§ What this task involves: Search the records for the word "Daily" and report each line that has it.

§ Given entries:

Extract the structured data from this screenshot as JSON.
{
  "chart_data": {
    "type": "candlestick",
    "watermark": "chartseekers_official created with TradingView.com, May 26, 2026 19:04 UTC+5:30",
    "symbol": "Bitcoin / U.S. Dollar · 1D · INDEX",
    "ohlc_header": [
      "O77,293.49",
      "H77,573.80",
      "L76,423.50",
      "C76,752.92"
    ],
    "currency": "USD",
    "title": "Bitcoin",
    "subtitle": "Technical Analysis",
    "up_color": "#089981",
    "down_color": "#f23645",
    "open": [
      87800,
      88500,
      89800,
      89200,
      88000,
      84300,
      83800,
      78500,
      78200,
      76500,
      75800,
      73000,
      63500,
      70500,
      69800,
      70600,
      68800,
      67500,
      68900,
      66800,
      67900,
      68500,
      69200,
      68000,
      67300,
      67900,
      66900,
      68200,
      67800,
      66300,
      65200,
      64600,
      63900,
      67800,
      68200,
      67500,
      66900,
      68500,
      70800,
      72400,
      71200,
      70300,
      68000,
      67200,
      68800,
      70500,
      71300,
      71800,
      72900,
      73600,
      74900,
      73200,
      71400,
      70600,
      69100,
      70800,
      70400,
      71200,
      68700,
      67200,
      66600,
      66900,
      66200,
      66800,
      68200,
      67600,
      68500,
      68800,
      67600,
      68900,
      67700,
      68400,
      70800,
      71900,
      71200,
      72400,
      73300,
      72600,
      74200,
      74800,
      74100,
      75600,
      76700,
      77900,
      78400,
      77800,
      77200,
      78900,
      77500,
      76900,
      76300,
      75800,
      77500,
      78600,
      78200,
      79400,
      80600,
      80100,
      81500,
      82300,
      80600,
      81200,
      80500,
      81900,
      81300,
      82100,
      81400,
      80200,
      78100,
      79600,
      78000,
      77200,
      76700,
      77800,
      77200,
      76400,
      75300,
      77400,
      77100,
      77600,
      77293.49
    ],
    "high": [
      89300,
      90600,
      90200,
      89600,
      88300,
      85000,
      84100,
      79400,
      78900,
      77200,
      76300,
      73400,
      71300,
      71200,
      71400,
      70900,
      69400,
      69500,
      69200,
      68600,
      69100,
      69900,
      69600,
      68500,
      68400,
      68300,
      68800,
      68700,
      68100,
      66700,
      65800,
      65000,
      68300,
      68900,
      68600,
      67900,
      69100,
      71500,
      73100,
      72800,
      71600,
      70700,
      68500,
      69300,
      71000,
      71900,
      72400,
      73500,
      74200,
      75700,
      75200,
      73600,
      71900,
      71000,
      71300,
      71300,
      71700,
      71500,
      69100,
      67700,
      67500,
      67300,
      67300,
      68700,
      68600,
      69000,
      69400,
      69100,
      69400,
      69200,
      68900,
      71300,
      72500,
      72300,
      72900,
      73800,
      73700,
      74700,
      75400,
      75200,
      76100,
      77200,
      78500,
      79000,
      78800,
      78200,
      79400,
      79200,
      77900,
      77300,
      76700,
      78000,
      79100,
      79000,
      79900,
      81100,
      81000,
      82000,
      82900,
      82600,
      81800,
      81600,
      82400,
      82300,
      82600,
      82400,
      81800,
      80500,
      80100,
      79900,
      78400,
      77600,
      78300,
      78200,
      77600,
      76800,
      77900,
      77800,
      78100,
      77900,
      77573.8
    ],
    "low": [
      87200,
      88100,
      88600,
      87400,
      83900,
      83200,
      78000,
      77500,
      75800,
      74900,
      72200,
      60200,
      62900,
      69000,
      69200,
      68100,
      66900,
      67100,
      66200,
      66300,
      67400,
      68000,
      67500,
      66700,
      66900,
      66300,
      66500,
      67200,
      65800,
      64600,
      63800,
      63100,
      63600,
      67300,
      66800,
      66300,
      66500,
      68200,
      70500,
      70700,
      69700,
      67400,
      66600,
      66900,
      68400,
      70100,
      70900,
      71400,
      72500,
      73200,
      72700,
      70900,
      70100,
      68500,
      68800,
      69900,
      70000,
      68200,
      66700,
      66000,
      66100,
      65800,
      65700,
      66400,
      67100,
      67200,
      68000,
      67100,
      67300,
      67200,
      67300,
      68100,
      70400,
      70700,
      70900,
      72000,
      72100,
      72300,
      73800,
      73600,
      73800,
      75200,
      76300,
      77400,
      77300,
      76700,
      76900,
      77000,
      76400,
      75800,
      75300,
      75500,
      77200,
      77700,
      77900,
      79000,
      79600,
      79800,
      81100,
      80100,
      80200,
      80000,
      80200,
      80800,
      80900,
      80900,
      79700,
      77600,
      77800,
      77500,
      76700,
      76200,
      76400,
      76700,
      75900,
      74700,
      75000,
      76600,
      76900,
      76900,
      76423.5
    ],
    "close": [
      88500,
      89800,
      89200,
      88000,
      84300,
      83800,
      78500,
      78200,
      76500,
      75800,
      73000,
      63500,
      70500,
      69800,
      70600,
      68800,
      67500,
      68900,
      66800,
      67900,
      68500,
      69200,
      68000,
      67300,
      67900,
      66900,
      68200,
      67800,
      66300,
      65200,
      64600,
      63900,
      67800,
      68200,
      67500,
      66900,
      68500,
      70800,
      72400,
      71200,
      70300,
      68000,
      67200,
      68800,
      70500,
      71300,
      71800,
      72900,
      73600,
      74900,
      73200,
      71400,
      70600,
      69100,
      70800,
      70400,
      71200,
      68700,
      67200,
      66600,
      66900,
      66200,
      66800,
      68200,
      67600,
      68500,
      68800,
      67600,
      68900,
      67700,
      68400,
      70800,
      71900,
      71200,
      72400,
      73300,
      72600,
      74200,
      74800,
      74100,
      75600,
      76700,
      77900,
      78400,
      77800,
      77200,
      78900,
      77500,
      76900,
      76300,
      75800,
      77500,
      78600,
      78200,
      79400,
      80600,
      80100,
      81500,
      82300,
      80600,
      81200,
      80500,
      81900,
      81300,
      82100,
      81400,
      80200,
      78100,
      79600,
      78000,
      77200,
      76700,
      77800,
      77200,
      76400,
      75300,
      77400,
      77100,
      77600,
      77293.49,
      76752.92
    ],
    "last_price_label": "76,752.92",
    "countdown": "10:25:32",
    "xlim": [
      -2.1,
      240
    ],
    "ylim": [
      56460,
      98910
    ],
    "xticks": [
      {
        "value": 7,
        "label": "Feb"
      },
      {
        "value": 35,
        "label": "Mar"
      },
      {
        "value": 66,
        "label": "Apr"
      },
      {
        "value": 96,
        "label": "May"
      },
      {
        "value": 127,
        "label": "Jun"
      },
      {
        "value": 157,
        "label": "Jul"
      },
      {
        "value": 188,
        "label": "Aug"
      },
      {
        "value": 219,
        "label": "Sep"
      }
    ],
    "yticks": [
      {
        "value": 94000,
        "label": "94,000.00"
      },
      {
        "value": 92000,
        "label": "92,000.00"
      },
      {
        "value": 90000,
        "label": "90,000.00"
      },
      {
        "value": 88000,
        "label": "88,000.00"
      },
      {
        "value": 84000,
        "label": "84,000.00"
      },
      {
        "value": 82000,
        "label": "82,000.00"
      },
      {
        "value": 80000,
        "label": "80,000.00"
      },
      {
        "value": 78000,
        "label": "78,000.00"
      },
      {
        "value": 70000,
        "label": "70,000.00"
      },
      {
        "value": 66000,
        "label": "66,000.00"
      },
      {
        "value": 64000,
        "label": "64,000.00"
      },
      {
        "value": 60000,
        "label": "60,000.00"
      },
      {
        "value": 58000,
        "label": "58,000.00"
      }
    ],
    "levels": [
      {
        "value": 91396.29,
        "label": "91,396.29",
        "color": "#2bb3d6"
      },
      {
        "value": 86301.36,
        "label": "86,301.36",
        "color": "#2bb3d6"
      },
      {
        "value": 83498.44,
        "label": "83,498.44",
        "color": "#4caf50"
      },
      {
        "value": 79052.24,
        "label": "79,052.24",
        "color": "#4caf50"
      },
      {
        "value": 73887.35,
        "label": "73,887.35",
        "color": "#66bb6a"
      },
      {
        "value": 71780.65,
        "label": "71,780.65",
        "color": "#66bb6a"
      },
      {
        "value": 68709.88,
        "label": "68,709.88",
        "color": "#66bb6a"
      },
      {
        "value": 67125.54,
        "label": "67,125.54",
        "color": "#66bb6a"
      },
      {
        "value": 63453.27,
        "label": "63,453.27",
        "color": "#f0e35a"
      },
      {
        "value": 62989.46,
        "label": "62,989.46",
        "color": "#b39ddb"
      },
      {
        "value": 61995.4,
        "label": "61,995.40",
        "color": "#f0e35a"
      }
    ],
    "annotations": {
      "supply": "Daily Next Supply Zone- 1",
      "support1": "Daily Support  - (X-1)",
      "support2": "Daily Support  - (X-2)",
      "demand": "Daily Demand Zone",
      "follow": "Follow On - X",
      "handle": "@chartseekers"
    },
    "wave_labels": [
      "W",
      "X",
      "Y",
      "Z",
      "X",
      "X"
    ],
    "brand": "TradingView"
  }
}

§ Response to the task:
      "supply": "Daily Next Supply Zone- 1",
      "support1": "Daily Support  - (X-1)",
      "support2": "Daily Support  - (X-2)",
      "demand": "Daily Demand Zone",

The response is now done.